[Figure data in JSON]
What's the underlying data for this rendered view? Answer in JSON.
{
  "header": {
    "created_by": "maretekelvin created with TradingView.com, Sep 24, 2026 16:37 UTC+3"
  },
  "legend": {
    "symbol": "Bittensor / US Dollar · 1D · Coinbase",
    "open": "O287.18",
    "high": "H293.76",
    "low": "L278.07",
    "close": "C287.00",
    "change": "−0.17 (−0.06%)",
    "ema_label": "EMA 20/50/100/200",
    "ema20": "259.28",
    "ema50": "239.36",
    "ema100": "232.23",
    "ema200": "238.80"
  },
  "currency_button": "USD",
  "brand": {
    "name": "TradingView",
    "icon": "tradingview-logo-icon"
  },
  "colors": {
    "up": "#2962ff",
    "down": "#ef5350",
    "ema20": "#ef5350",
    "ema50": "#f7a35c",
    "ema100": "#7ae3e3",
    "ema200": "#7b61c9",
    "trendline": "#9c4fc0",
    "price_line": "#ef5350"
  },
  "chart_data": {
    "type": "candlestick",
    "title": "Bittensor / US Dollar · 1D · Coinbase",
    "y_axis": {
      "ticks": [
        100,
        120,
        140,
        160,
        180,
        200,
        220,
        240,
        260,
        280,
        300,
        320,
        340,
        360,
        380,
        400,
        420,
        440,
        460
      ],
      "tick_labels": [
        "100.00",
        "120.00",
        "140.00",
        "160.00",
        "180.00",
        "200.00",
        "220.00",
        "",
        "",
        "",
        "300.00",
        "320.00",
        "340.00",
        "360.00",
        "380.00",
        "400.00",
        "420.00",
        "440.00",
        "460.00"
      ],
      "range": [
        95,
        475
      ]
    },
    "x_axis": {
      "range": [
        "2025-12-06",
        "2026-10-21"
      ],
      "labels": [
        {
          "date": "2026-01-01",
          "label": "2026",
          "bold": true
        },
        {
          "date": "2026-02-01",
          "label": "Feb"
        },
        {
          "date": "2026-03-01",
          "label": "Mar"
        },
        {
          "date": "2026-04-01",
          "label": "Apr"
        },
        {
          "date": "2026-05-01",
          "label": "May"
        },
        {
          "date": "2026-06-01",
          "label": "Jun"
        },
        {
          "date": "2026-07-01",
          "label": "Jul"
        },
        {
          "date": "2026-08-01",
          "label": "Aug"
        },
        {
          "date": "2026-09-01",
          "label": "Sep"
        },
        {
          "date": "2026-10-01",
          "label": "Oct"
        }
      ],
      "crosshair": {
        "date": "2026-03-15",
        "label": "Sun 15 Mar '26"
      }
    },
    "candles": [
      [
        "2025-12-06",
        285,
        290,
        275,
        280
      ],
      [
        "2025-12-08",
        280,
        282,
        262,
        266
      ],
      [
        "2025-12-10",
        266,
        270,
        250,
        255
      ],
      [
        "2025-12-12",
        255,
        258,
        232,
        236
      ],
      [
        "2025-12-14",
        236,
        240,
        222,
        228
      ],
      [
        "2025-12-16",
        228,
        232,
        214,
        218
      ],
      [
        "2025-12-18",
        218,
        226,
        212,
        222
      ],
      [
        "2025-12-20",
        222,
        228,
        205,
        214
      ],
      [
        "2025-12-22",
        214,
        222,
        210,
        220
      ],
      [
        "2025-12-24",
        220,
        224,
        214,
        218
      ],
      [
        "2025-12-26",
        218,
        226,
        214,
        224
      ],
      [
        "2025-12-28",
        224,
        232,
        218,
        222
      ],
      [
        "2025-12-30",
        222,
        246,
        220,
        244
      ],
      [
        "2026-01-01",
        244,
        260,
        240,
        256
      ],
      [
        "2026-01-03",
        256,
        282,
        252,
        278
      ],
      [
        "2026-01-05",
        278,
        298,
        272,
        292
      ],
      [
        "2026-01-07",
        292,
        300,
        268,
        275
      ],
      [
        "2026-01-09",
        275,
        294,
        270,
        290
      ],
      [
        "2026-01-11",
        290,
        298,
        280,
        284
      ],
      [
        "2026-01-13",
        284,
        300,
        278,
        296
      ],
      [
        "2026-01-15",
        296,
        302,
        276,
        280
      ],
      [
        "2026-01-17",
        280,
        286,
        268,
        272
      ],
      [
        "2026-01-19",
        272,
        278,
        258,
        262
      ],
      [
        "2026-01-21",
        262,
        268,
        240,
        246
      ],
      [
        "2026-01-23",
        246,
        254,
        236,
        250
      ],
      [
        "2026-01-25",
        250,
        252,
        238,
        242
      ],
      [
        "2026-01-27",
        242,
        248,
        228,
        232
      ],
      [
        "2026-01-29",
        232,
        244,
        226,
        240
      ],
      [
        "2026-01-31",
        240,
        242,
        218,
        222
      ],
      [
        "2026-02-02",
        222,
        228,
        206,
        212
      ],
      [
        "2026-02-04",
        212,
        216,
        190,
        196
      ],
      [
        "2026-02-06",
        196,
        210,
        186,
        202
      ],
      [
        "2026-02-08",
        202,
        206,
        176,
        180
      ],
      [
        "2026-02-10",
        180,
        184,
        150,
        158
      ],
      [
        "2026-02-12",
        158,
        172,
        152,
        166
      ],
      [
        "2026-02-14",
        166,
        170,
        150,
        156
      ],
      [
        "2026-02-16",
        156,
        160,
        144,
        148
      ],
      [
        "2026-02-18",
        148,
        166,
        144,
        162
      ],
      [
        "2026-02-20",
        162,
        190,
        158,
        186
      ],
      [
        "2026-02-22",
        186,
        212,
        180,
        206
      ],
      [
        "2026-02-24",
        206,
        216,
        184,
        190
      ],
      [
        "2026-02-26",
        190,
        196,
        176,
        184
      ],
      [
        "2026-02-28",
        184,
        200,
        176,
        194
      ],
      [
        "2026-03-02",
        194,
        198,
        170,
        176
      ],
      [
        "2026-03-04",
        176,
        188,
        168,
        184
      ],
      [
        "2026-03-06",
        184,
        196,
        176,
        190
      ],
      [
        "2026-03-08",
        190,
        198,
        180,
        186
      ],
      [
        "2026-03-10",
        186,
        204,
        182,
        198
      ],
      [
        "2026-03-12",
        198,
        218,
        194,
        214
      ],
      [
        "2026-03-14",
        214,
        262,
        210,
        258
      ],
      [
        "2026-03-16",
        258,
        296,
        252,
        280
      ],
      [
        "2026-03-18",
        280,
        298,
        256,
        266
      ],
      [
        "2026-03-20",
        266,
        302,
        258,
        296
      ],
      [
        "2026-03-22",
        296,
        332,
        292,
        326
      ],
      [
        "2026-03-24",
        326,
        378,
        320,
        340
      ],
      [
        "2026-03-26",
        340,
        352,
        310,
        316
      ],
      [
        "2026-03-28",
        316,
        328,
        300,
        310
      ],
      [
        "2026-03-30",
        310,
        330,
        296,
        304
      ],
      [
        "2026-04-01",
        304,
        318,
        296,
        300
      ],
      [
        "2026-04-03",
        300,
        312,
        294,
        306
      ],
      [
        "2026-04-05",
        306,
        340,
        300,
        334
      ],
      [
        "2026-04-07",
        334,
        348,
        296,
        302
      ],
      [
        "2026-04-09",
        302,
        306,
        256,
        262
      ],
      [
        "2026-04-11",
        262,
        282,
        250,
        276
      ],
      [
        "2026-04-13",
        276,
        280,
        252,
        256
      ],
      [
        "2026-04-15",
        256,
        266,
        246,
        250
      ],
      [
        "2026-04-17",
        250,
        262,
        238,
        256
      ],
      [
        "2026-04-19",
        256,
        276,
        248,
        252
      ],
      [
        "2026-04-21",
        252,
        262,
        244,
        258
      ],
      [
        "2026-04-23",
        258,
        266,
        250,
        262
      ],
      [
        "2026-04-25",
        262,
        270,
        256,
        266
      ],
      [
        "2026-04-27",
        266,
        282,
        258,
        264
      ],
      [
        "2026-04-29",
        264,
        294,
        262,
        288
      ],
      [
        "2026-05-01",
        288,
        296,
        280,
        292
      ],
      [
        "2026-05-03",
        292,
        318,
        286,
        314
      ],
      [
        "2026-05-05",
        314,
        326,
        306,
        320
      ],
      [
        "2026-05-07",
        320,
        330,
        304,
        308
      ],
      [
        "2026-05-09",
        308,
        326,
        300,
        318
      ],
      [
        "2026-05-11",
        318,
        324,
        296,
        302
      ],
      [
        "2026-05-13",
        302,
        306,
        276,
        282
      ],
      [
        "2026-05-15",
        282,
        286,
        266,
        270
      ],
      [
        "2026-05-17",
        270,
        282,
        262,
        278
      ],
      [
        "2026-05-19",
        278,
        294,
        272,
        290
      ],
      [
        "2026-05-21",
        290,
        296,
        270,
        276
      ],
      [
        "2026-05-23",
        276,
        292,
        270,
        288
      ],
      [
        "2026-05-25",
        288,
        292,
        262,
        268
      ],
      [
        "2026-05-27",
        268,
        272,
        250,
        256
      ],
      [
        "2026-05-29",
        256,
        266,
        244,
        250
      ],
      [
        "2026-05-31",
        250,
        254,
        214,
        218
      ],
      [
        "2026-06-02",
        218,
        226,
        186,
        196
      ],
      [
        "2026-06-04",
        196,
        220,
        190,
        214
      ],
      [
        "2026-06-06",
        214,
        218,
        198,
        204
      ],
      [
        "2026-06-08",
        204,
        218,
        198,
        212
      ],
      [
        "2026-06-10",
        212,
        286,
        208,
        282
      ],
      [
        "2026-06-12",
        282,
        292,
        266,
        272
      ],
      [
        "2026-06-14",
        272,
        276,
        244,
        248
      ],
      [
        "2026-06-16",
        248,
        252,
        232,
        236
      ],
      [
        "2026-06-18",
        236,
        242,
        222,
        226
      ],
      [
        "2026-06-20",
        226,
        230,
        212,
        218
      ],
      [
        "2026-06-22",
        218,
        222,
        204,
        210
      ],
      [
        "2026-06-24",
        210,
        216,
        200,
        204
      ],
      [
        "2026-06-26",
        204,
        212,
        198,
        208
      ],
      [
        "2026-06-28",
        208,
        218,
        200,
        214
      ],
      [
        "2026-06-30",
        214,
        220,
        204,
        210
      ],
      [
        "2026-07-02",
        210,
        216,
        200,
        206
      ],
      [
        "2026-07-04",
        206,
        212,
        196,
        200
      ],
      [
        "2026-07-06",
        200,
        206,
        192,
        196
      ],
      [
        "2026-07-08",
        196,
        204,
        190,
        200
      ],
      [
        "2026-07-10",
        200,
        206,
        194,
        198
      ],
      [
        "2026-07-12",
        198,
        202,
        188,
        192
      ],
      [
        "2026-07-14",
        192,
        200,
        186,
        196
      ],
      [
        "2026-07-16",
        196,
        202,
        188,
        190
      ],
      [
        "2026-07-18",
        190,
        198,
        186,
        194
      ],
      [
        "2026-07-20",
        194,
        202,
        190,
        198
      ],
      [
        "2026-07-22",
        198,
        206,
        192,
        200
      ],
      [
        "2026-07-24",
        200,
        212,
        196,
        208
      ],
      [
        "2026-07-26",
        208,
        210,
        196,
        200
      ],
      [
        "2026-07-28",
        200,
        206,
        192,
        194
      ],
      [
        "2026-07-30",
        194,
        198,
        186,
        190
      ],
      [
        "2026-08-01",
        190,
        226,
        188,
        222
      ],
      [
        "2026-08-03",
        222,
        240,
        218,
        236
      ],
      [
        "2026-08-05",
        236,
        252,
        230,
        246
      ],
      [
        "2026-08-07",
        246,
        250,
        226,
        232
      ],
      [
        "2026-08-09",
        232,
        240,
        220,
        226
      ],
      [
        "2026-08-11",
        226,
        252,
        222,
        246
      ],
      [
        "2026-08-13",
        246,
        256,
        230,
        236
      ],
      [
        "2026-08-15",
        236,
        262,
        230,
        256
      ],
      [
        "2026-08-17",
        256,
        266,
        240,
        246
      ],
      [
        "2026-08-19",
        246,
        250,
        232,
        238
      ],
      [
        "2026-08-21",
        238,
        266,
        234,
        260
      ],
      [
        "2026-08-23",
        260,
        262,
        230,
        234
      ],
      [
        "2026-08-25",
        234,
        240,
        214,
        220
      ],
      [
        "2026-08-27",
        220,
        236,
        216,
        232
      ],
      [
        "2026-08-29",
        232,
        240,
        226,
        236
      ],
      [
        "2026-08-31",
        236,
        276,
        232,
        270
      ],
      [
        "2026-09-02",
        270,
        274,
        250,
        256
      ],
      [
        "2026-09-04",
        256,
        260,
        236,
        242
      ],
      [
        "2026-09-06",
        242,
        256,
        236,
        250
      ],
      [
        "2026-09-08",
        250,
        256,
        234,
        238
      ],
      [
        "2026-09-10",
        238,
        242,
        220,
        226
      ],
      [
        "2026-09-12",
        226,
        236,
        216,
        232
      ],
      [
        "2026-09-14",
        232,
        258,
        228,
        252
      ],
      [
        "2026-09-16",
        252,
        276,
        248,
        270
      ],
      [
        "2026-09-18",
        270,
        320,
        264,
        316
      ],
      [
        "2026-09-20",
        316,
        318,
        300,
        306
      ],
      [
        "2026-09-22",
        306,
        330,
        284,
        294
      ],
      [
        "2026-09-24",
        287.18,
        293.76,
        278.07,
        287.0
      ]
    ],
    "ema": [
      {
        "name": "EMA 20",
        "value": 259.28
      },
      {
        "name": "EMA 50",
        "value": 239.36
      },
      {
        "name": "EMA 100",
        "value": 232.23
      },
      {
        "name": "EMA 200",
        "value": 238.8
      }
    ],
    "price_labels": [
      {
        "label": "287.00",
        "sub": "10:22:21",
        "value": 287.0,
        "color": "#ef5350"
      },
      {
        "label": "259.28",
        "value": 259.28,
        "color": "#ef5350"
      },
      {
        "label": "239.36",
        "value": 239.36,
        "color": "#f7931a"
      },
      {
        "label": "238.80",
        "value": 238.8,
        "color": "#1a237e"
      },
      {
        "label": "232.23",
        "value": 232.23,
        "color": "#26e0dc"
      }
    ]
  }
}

Description of the task:
In the entries above, find every line with the word "Dollar" and list it.

Written solution:
    "symbol": "Bittensor / US Dollar · 1D · Coinbase",
    "title": "Bittensor / US Dollar · 1D · Coinbase",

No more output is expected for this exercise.